**PROVIDED DATA:**

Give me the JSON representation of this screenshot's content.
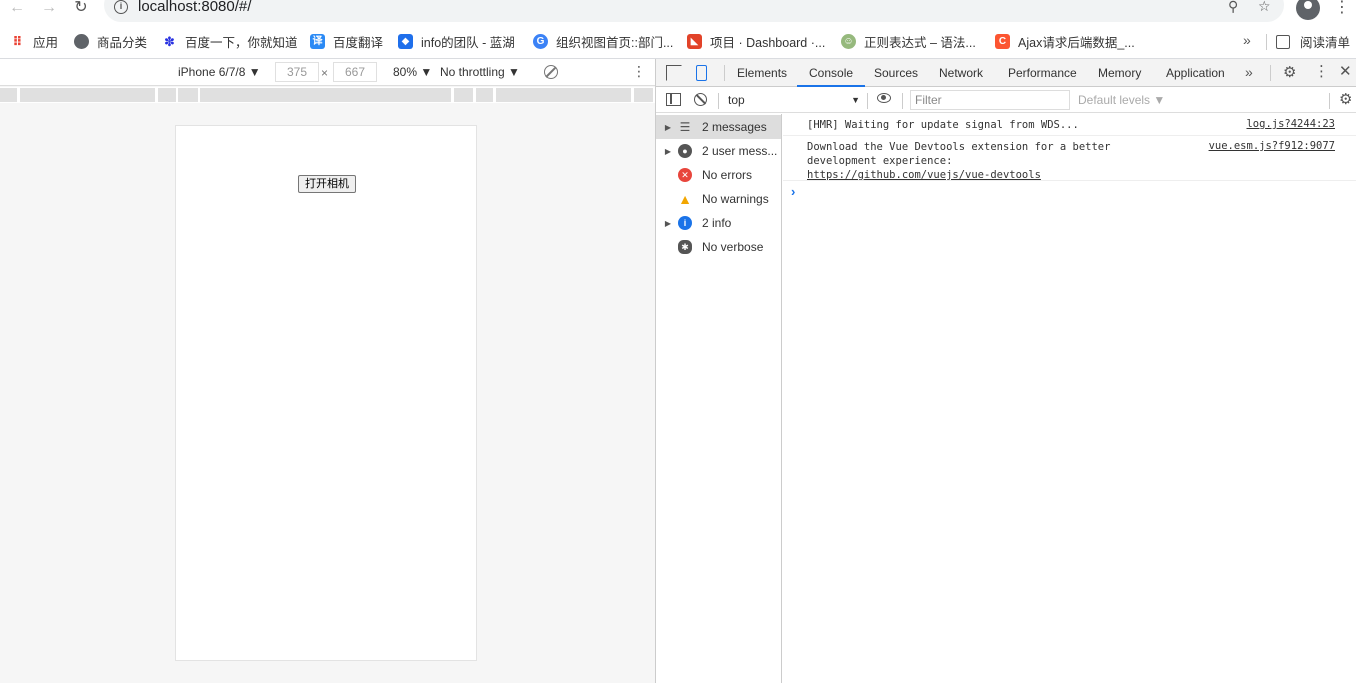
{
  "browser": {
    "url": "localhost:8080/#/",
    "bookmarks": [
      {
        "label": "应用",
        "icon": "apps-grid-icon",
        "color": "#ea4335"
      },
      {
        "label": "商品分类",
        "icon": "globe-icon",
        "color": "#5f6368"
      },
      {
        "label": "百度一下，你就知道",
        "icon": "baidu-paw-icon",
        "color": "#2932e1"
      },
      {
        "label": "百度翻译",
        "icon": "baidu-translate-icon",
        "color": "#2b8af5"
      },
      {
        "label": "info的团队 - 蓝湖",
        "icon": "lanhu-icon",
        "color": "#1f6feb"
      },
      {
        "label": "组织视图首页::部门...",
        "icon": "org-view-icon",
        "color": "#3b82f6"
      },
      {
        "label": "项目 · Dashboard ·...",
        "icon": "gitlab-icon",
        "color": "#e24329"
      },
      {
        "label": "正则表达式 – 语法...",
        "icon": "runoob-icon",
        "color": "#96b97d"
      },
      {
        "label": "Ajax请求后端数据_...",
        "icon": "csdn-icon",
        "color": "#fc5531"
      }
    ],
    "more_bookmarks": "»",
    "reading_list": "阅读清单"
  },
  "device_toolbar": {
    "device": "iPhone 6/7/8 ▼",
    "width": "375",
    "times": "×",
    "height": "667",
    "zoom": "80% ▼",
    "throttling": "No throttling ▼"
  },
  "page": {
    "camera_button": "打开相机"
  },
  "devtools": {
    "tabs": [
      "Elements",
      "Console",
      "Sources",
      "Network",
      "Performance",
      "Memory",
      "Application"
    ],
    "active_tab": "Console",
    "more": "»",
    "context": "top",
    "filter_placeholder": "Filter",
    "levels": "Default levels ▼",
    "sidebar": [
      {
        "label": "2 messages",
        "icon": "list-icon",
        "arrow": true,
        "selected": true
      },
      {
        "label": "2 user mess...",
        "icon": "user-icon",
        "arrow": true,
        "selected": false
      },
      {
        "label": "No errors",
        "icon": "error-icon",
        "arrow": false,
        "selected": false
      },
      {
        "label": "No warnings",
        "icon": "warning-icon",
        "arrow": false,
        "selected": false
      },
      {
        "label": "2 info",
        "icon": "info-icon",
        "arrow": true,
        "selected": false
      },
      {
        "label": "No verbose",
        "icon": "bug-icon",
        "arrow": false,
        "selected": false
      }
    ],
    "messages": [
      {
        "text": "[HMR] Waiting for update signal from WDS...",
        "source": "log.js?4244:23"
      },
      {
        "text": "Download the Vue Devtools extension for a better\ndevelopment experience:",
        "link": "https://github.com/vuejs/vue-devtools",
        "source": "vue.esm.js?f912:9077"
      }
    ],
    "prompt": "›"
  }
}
* * *
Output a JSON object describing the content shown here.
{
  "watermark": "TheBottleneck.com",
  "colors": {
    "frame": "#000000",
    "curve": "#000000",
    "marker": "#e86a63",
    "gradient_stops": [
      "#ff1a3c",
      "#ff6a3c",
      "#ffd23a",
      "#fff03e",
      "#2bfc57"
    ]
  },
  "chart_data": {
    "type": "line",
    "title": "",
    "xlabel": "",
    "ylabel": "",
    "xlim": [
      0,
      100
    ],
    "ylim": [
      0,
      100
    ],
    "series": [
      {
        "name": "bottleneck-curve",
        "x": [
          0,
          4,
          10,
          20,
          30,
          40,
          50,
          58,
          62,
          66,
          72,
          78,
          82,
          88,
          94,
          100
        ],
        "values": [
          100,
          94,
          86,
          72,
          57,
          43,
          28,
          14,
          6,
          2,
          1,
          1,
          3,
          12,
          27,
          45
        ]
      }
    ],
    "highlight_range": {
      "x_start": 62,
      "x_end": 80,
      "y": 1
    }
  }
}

**BRIEF:** From the entries above, copy every line containing the word "curve".

**FINAL ANSWER:**
    "curve": "#000000",
        "name": "bottleneck-curve",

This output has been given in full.